▶ [Short exercise]: Print the complete set of entries exactly.

Extracted data start

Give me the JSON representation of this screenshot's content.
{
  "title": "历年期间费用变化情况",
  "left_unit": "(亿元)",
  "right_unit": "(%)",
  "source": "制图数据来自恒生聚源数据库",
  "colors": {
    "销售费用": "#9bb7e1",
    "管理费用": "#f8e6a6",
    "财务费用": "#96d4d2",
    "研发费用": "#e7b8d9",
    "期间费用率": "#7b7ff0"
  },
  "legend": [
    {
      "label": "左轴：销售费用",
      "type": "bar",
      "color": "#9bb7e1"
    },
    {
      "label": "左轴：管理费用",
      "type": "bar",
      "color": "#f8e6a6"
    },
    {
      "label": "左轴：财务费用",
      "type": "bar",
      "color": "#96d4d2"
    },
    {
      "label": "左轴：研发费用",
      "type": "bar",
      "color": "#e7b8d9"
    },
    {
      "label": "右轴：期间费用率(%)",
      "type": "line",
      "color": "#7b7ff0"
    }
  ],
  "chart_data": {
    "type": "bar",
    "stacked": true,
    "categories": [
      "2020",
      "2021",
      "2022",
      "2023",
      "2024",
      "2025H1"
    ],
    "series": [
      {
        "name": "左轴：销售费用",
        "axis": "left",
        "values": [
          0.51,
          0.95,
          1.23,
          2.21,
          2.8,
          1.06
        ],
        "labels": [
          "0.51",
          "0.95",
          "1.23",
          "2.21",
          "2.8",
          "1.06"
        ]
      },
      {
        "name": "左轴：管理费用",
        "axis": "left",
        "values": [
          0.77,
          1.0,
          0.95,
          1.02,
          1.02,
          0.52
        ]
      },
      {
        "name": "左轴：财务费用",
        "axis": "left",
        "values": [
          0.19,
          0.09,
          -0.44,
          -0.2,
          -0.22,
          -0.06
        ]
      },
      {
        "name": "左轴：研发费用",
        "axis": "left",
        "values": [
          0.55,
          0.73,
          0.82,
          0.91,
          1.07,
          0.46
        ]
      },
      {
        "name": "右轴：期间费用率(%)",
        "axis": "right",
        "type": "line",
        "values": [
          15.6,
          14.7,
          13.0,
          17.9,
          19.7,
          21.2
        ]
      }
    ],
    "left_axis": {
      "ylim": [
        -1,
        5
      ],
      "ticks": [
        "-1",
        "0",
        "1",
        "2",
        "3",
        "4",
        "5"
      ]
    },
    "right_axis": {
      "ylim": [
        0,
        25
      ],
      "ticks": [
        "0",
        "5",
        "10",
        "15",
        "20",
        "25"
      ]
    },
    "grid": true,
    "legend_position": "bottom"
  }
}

Extracted data end

▶ [Complete response]:
Give me the JSON representation of this screenshot's content.
{
  "title": "历年期间费用变化情况",
  "left_unit": "(亿元)",
  "right_unit": "(%)",
  "source": "制图数据来自恒生聚源数据库",
  "colors": {
    "销售费用": "#9bb7e1",
    "管理费用": "#f8e6a6",
    "财务费用": "#96d4d2",
    "研发费用": "#e7b8d9",
    "期间费用率": "#7b7ff0"
  },
  "legend": [
    {
      "label": "左轴：销售费用",
      "type": "bar",
      "color": "#9bb7e1"
    },
    {
      "label": "左轴：管理费用",
      "type": "bar",
      "color": "#f8e6a6"
    },
    {
      "label": "左轴：财务费用",
      "type": "bar",
      "color": "#96d4d2"
    },
    {
      "label": "左轴：研发费用",
      "type": "bar",
      "color": "#e7b8d9"
    },
    {
      "label": "右轴：期间费用率(%)",
      "type": "line",
      "color": "#7b7ff0"
    }
  ],
  "chart_data": {
    "type": "bar",
    "stacked": true,
    "categories": [
      "2020",
      "2021",
      "2022",
      "2023",
      "2024",
      "2025H1"
    ],
    "series": [
      {
        "name": "左轴：销售费用",
        "axis": "left",
        "values": [
          0.51,
          0.95,
          1.23,
          2.21,
          2.8,
          1.06
        ],
        "labels": [
          "0.51",
          "0.95",
          "1.23",
          "2.21",
          "2.8",
          "1.06"
        ]
      },
      {
        "name": "左轴：管理费用",
        "axis": "left",
        "values": [
          0.77,
          1.0,
          0.95,
          1.02,
          1.02,
          0.52
        ]
      },
      {
        "name": "左轴：财务费用",
        "axis": "left",
        "values": [
          0.19,
          0.09,
          -0.44,
          -0.2,
          -0.22,
          -0.06
        ]
      },
      {
        "name": "左轴：研发费用",
        "axis": "left",
        "values": [
          0.55,
          0.73,
          0.82,
          0.91,
          1.07,
          0.46
        ]
      },
      {
        "name": "右轴：期间费用率(%)",
        "axis": "right",
        "type": "line",
        "values": [
          15.6,
          14.7,
          13.0,
          17.9,
          19.7,
          21.2
        ]
      }
    ],
    "left_axis": {
      "ylim": [
        -1,
        5
      ],
      "ticks": [
        "-1",
        "0",
        "1",
        "2",
        "3",
        "4",
        "5"
      ]
    },
    "right_axis": {
      "ylim": [
        0,
        25
      ],
      "ticks": [
        "0",
        "5",
        "10",
        "15",
        "20",
        "25"
      ]
    },
    "grid": true,
    "legend_position": "bottom"
  }
}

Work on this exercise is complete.